### WRITTEN EXERCISE
Convert every line of the entries below into a JSON list of strings, with one string per line and blank lines skipped. Omit the pictures from your answer.

### LISTED RECORDS
>>>

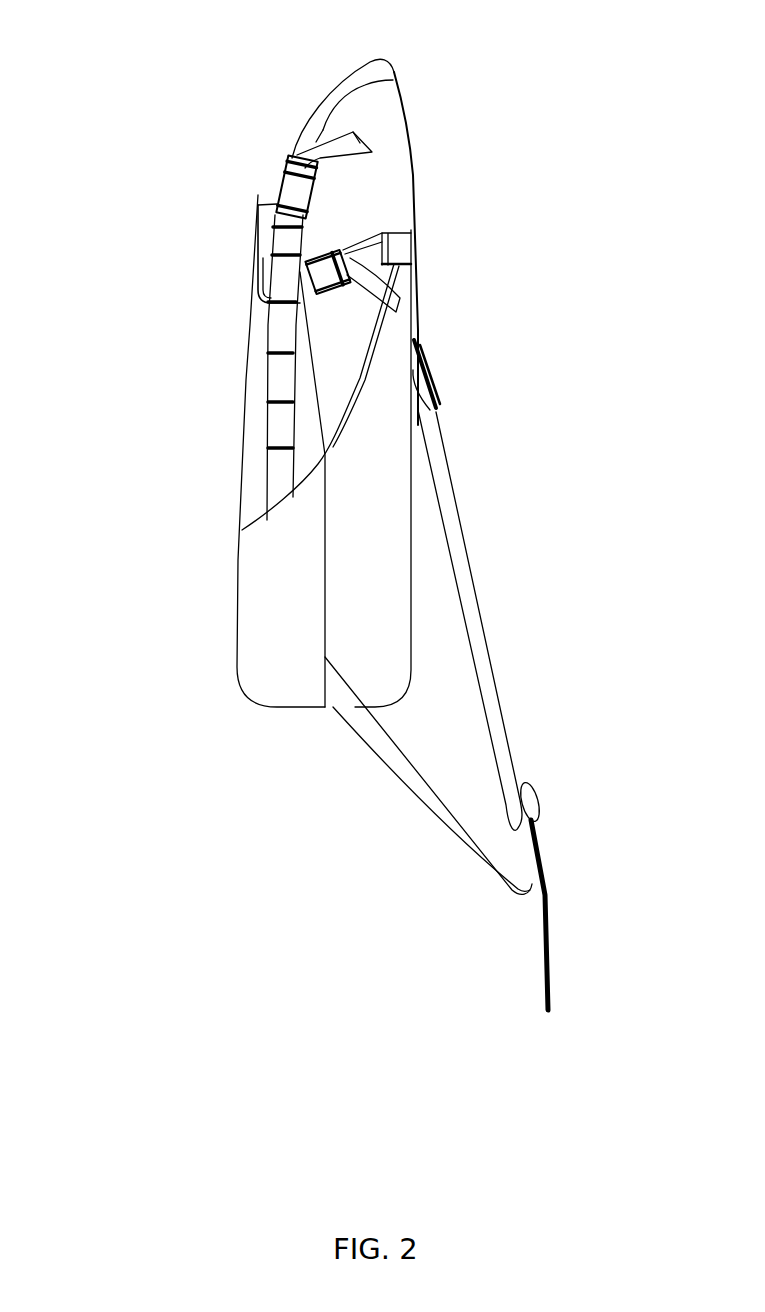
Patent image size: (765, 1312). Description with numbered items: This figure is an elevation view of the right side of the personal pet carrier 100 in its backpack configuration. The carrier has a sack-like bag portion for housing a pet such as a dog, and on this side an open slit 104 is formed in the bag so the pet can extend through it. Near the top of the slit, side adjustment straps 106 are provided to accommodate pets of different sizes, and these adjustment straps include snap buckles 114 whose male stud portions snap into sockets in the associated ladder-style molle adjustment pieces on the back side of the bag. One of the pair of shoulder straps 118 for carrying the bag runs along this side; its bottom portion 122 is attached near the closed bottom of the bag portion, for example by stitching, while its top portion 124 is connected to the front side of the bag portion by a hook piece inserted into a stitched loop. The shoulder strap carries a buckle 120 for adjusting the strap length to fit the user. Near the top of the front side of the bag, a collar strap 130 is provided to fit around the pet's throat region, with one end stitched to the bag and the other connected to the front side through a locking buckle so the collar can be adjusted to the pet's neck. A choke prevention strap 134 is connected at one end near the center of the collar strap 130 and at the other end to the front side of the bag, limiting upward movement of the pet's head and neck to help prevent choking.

The personal pet carrier 100 is at (150, 178).
The open slit 104 is at (357, 405).
The side adjustment straps 106 is at (372, 253).
The snap buckles 114 is at (328, 252).
The shoulder straps 118 is at (518, 632).
The buckles 120 is at (533, 797).
The bottom portion 122 is at (324, 665).
The top portion 124 is at (418, 347).
The collar strap 130 is at (333, 80).
The choke prevention strap 134 is at (413, 137).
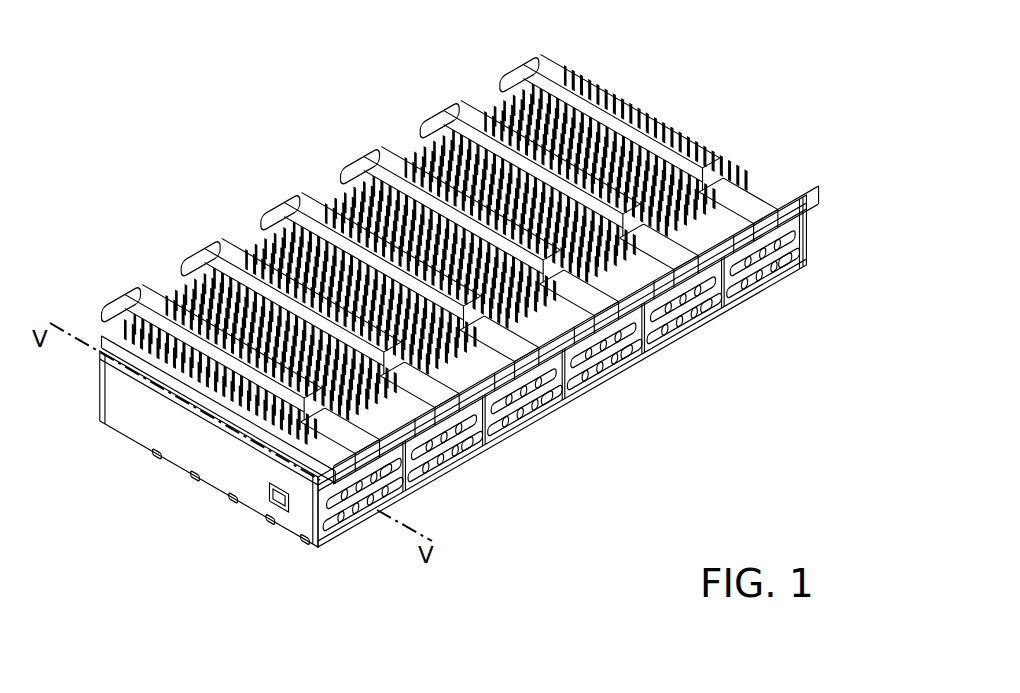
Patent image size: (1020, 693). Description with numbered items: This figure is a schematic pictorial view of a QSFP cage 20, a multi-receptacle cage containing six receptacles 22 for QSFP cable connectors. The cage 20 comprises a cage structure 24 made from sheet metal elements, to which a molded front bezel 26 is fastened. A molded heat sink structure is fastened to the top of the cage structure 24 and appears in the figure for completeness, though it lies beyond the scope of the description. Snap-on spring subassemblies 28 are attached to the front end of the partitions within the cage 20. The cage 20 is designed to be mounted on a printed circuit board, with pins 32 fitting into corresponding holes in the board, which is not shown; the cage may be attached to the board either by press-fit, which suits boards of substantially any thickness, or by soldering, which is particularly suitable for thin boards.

The QSFP cage 20 is at (213, 148).
The receptacles 22 is at (735, 267).
The cage structure 24 is at (130, 410).
The molded front bezel 26 is at (307, 540).
The snap-on spring subassemblies 28 is at (470, 427).
The pins 32 is at (157, 450).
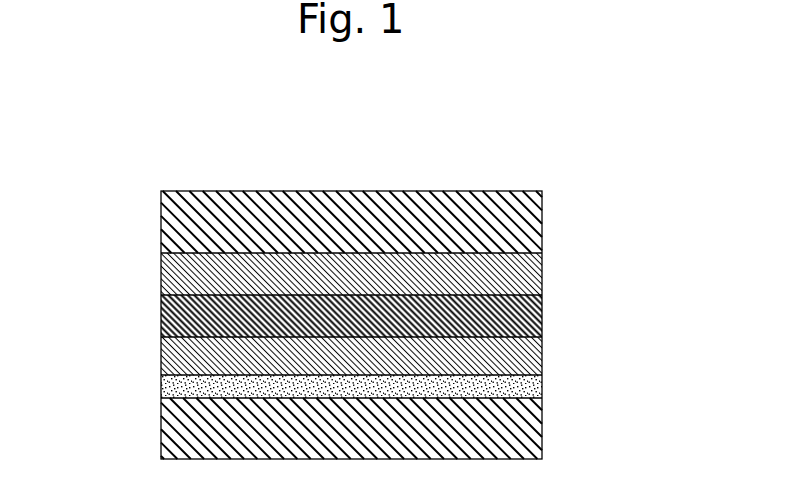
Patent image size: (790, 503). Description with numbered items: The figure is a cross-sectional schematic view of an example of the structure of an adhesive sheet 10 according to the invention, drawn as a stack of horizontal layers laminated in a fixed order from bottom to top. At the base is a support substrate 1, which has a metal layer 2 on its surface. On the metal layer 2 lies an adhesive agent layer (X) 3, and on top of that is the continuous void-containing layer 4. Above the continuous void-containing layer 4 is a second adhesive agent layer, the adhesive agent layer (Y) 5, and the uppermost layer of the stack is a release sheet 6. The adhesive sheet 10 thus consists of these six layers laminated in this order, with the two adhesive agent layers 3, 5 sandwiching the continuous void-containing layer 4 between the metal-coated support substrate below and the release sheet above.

The adhesive sheet 10 is at (518, 150).
The release sheet 6 is at (515, 225).
The adhesive agent layer (Y) 5 is at (190, 268).
The continuous void-containing layer 4 is at (512, 313).
The adhesive agent layer (X) 3 is at (190, 351).
The metal layer 2 is at (510, 388).
The support substrate 1 is at (513, 432).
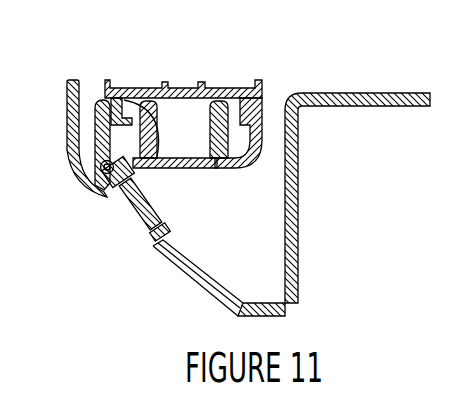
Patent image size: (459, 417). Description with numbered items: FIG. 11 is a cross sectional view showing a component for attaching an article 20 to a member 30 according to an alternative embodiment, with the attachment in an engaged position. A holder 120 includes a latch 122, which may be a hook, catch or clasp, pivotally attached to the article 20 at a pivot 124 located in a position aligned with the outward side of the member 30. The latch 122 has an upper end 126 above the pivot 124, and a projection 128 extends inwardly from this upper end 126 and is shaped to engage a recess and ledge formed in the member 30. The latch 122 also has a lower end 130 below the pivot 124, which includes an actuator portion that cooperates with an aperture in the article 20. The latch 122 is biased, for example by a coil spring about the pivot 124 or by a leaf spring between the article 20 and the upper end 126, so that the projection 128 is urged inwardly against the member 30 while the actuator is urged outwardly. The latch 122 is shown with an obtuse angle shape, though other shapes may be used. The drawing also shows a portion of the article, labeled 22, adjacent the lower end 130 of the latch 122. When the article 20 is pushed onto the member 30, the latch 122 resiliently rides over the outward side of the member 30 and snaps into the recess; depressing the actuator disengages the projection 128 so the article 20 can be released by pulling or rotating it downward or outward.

The article 20 is at (294, 304).
The sealing lip of frame member 22 is at (197, 253).
The member 30 is at (261, 82).
The holder 120 is at (193, 62).
The latch 122 is at (95, 142).
The pivot 124 is at (103, 181).
The upper end 126 is at (93, 125).
The projection 128 is at (110, 97).
The lower end 130 is at (150, 212).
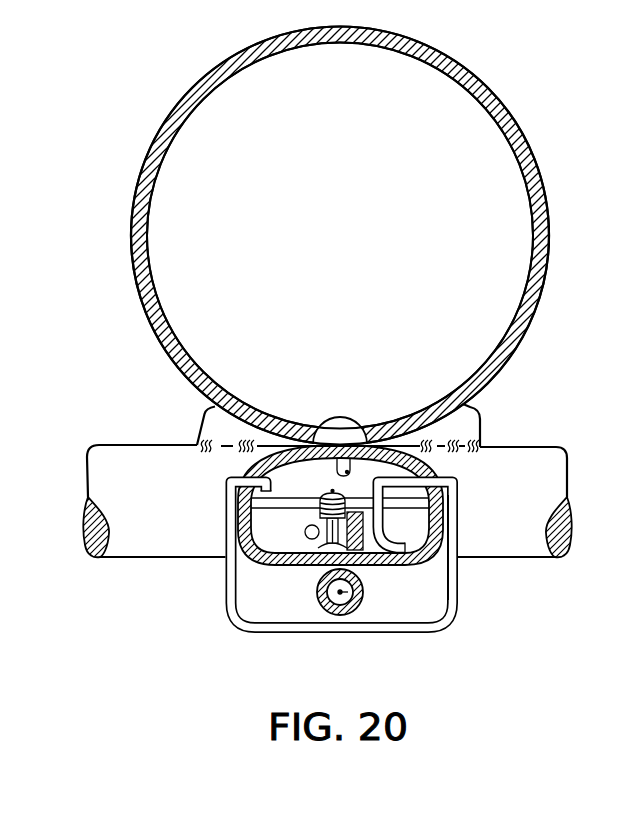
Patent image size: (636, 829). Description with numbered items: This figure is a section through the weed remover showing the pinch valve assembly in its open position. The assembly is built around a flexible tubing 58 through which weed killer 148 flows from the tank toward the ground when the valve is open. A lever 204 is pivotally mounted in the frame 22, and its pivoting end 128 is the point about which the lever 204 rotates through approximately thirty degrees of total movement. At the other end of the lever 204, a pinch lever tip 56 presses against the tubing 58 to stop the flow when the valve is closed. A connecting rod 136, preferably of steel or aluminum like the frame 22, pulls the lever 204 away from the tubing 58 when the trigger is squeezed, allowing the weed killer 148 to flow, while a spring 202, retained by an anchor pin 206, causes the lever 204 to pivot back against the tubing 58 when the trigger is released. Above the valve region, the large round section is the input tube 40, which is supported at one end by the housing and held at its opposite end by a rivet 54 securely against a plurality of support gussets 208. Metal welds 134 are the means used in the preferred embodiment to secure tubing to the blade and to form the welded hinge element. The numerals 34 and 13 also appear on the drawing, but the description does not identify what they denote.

The input tube 40 is at (177, 355).
The support body 34 is at (123, 455).
The support gussets 208 is at (207, 409).
The frame 22 is at (506, 446).
The rivet 54 is at (360, 418).
The metal welds 134 is at (208, 453).
The pivoting end 128 is at (456, 483).
The anchor pin 206 is at (280, 507).
The spring 202 is at (312, 534).
The pinch lever tip 56 is at (343, 630).
The lever 204 is at (458, 545).
The connecting rod 136 is at (392, 566).
The weed killer 148 is at (360, 603).
The flexible tubing 58 is at (317, 594).
The frame 13 is at (624, 614).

<<<

### WRITTEN REPLY
[
  "Patent image size: (765, 1312). Description with numbered items: This figure is an elevation view of the right side of the personal pet carrier 100 in its backpack configuration. The carrier has a sack-like bag portion for housing a pet such as a dog, and on this side an open slit 104 is formed in the bag so the pet can extend through it. Near the top of the slit, side adjustment straps 106 are provided to accommodate pets of different sizes, and these adjustment straps include snap buckles 114 whose male stud portions snap into sockets in the associated ladder-style molle adjustment pieces on the back side of the bag. One of the pair of shoulder straps 118 for carrying the bag runs along this side; its bottom portion 122 is attached near the closed bottom of the bag portion, for example by stitching, while its top portion 124 is connected to the front side of the bag portion by a hook piece inserted into a stitched loop. The shoulder strap carries a buckle 120 for adjusting the strap length to fit the user. Near the top of the front side of the bag, a collar strap 130 is provided to fit around the pet's throat region, with one end stitched to the bag and the other connected to the front side through a locking buckle so the collar can be adjusted to the pet's neck. A choke prevention strap 134 is connected at one end near the center of the collar strap 130 and at the other end to the front side of the bag, limiting upward movement of the pet's head and neck to help prevent choking.",
  "The personal pet carrier 100 is at (150, 178).",
  "The open slit 104 is at (357, 405).",
  "The side adjustment straps 106 is at (372, 253).",
  "The snap buckles 114 is at (328, 252).",
  "The shoulder straps 118 is at (518, 632).",
  "The buckles 120 is at (533, 797).",
  "The bottom portion 122 is at (324, 665).",
  "The top portion 124 is at (418, 347).",
  "The collar strap 130 is at (333, 80).",
  "The choke prevention strap 134 is at (413, 137).",
  "Patent image size: (1020, 693). Description with numbered items: This figure is a schematic pictorial view of a QSFP cage 20, a multi-receptacle cage containing six receptacles 22 for QSFP cable connectors. The cage 20 comprises a cage structure 24 made from sheet metal elements, to which a molded front bezel 26 is fastened. A molded heat sink structure is fastened to the top of the cage structure 24 and appears in the figure for completeness, though it lies beyond the scope of the description. Snap-on spring subassemblies 28 are attached to the front end of the partitions within the cage 20. The cage 20 is designed to be mounted on a printed circuit board, with pins 32 fitting into corresponding holes in the board, which is not shown; the cage may be attached to the board either by press-fit, which suits boards of substantially any thickness, or by soldering, which is particularly suitable for thin boards.",
  "The QSFP cage 20 is at (213, 148).",
  "The receptacles 22 is at (735, 267).",
  "The cage structure 24 is at (130, 410).",
  "The molded front bezel 26 is at (307, 540).",
  "The snap-on spring subassemblies 28 is at (470, 427).",
  "The pins 32 is at (157, 450).",
  "Patent image size: (790, 503). Description with numbered items: The figure is a cross-sectional schematic view of an example of the structure of an adhesive sheet 10 according to the invention, drawn as a stack of horizontal layers laminated in a fixed order from bottom to top. At the base is a support substrate 1, which has a metal layer 2 on its surface. On the metal layer 2 lies an adhesive agent layer (X) 3, and on top of that is the continuous void-containing layer 4. Above the continuous void-containing layer 4 is a second adhesive agent layer, the adhesive agent layer (Y) 5, and the uppermost layer of the stack is a release sheet 6. The adhesive sheet 10 thus consists of these six layers laminated in this order, with the two adhesive agent layers 3, 5 sandwiching the continuous void-containing layer 4 between the metal-coated support substrate below and the release sheet above.",
  "The adhesive sheet 10 is at (518, 150).",
  "The release sheet 6 is at (515, 225).",
  "The adhesive agent layer (Y) 5 is at (190, 268).",
  "The continuous void-containing layer 4 is at (512, 313).",
  "The adhesive agent layer (X) 3 is at (190, 351).",
  "The metal layer 2 is at (510, 388).",
  "The support substrate 1 is at (513, 432).",
  "Patent image size: (459, 417). Description with numbered items: FIG. 11 is a cross sectional view showing a component for attaching an article 20 to a member 30 according to an alternative embodiment, with the attachment in an engaged position. A holder 120 includes a latch 122, which may be a hook, catch or clasp, pivotally attached to the article 20 at a pivot 124 located in a position aligned with the outward side of the member 30. The latch 122 has an upper end 126 above the pivot 124, and a projection 128 extends inwardly from this upper end 126 and is shaped to engage a recess and ledge formed in the member 30. The latch 122 also has a lower end 130 below the pivot 124, which includes an actuator portion that cooperates with an aperture in the article 20. The latch 122 is biased, for example by a coil spring about the pivot 124 or by a leaf spring between the article 20 and the upper end 126, so that the projection 128 is urged inwardly against the member 30 while the actuator is urged outwardly. The latch 122 is shown with an obtuse angle shape, though other shapes may be used. The drawing also shows a portion of the article, labeled 22, adjacent the lower end 130 of the latch 122. When the article 20 is pushed onto the member 30, the latch 122 resiliently rides over the outward side of the member 30 and snaps into the recess; depressing the actuator disengages the projection 128 so the article 20 can be released by pulling or rotating it downward or outward.",
  "The article 20 is at (294, 304).",
  "The sealing lip of frame member 22 is at (197, 253).",
  "The member 30 is at (261, 82).",
  "The holder 120 is at (193, 62).",
  "The latch 122 is at (95, 142).",
  "The pivot 124 is at (103, 181).",
  "The upper end 126 is at (93, 125).",
  "The projection 128 is at (110, 97).",
  "The lower end 130 is at (150, 212).",
  "Patent image size: (636, 829). Description with numbered items: This figure is a section through the weed remover showing the pinch valve assembly in its open position. The assembly is built around a flexible tubing 58 through which weed killer 148 flows from the tank toward the ground when the valve is open. A lever 204 is pivotally mounted in the frame 22, and its pivoting end 128 is the point about which the lever 204 rotates through approximately thirty degrees of total movement. At the other end of the lever 204, a pinch lever tip 56 presses against the tubing 58 to stop the flow when the valve is closed. A connecting rod 136, preferably of steel or aluminum like the frame 22, pulls the lever 204 away from the tubing 58 when the trigger is squeezed, allowing the weed killer 148 to flow, while a spring 202, retained by an anchor pin 206, causes the lever 204 to pivot back against the tubing 58 when the trigger is released. Above the valve region, the large round section is the input tube 40, which is supported at one end by the housing and held at its opposite end by a rivet 54 securely against a plurality of support gussets 208. Metal welds 134 are the means used in the preferred embodiment to secure tubing to the blade and to form the welded hinge element. The numerals 34 and 13 also appear on the drawing, but the description does not identify what they denote.",
  "The input tube 40 is at (177, 355).",
  "The support body 34 is at (123, 455).",
  "The support gussets 208 is at (207, 409).",
  "The frame 22 is at (506, 446).",
  "The rivet 54 is at (360, 418).",
  "The metal welds 134 is at (208, 453).",
  "The pivoting end 128 is at (456, 483).",
  "The anchor pin 206 is at (280, 507).",
  "The spring 202 is at (312, 534).",
  "The pinch lever tip 56 is at (343, 630).",
  "The lever 204 is at (458, 545).",
  "The connecting rod 136 is at (392, 566).",
  "The weed killer 148 is at (360, 603).",
  "The flexible tubing 58 is at (317, 594).",
  "The frame 13 is at (624, 614)."
]